● WRITTEN TASK
Extract every line of the material below and reproduce it faithfully.

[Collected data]
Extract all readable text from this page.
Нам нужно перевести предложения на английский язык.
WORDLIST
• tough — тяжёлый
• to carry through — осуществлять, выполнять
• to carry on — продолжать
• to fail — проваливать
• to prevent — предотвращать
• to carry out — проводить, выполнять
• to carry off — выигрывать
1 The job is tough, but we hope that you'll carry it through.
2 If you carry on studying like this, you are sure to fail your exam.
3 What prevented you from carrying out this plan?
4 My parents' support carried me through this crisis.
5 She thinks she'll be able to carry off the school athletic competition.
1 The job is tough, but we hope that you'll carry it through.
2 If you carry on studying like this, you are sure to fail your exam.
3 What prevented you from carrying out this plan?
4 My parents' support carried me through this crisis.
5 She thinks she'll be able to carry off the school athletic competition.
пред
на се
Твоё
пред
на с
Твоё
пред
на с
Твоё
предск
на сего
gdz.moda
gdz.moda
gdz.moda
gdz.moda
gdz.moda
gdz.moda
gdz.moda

● ANSWER TO THIS EXERCISE
Extract all readable text from this page.
Нам нужно перевести предложения на английский язык.
WORDLIST
• tough — тяжёлый
• to carry through — осуществлять, выполнять
• to carry on — продолжать
• to fail — проваливать
• to prevent — предотвращать
• to carry out — проводить, выполнять
• to carry off — выигрывать
1 The job is tough, but we hope that you'll carry it through.
2 If you carry on studying like this, you are sure to fail your exam.
3 What prevented you from carrying out this plan?
4 My parents' support carried me through this crisis.
5 She thinks she'll be able to carry off the school athletic competition.
1 The job is tough, but we hope that you'll carry it through.
2 If you carry on studying like this, you are sure to fail your exam.
3 What prevented you from carrying out this plan?
4 My parents' support carried me through this crisis.
5 She thinks she'll be able to carry off the school athletic competition.
пред
на се
Твоё
пред
на с
Твоё
пред
на с
Твоё
предск
на сего
gdz.moda
gdz.moda
gdz.moda
gdz.moda
gdz.moda
gdz.moda
gdz.moda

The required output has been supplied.